[Figure collection entries]
# # # # #

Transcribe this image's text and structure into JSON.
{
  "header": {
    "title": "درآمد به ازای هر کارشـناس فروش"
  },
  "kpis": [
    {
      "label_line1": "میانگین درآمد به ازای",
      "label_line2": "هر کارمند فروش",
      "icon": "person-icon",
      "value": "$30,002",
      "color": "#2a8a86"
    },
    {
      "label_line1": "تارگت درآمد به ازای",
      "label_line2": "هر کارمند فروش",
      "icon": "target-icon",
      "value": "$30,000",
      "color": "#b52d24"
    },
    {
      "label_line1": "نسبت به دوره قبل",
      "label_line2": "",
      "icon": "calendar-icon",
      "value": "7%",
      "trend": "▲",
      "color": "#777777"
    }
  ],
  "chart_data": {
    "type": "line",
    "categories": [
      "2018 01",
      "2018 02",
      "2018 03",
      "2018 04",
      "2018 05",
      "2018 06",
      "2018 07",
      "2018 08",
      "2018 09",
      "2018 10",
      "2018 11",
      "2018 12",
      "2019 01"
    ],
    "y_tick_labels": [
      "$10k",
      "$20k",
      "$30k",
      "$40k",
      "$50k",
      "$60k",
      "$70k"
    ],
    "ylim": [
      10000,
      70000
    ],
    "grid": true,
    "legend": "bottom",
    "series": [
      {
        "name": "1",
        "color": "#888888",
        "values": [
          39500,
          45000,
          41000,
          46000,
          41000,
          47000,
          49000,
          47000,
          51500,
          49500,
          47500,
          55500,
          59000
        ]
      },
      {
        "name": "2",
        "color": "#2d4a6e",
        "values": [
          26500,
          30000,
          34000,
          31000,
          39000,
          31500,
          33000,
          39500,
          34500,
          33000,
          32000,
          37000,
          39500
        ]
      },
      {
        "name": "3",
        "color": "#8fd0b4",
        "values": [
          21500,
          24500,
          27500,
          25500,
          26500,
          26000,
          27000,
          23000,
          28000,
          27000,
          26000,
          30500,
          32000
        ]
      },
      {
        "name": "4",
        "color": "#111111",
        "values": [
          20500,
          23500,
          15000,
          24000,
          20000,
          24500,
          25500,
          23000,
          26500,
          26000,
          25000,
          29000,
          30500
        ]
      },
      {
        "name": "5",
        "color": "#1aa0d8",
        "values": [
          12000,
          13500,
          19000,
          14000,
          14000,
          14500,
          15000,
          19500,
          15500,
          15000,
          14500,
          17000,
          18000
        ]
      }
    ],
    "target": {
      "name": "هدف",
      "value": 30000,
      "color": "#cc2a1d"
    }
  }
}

# # # # #

Reproduce the data in its entirety, matching each character.

Transcribe this image's text and structure into JSON.
{
  "header": {
    "title": "درآمد به ازای هر کارشـناس فروش"
  },
  "kpis": [
    {
      "label_line1": "میانگین درآمد به ازای",
      "label_line2": "هر کارمند فروش",
      "icon": "person-icon",
      "value": "$30,002",
      "color": "#2a8a86"
    },
    {
      "label_line1": "تارگت درآمد به ازای",
      "label_line2": "هر کارمند فروش",
      "icon": "target-icon",
      "value": "$30,000",
      "color": "#b52d24"
    },
    {
      "label_line1": "نسبت به دوره قبل",
      "label_line2": "",
      "icon": "calendar-icon",
      "value": "7%",
      "trend": "▲",
      "color": "#777777"
    }
  ],
  "chart_data": {
    "type": "line",
    "categories": [
      "2018 01",
      "2018 02",
      "2018 03",
      "2018 04",
      "2018 05",
      "2018 06",
      "2018 07",
      "2018 08",
      "2018 09",
      "2018 10",
      "2018 11",
      "2018 12",
      "2019 01"
    ],
    "y_tick_labels": [
      "$10k",
      "$20k",
      "$30k",
      "$40k",
      "$50k",
      "$60k",
      "$70k"
    ],
    "ylim": [
      10000,
      70000
    ],
    "grid": true,
    "legend": "bottom",
    "series": [
      {
        "name": "1",
        "color": "#888888",
        "values": [
          39500,
          45000,
          41000,
          46000,
          41000,
          47000,
          49000,
          47000,
          51500,
          49500,
          47500,
          55500,
          59000
        ]
      },
      {
        "name": "2",
        "color": "#2d4a6e",
        "values": [
          26500,
          30000,
          34000,
          31000,
          39000,
          31500,
          33000,
          39500,
          34500,
          33000,
          32000,
          37000,
          39500
        ]
      },
      {
        "name": "3",
        "color": "#8fd0b4",
        "values": [
          21500,
          24500,
          27500,
          25500,
          26500,
          26000,
          27000,
          23000,
          28000,
          27000,
          26000,
          30500,
          32000
        ]
      },
      {
        "name": "4",
        "color": "#111111",
        "values": [
          20500,
          23500,
          15000,
          24000,
          20000,
          24500,
          25500,
          23000,
          26500,
          26000,
          25000,
          29000,
          30500
        ]
      },
      {
        "name": "5",
        "color": "#1aa0d8",
        "values": [
          12000,
          13500,
          19000,
          14000,
          14000,
          14500,
          15000,
          19500,
          15500,
          15000,
          14500,
          17000,
          18000
        ]
      }
    ],
    "target": {
      "name": "هدف",
      "value": 30000,
      "color": "#cc2a1d"
    }
  }
}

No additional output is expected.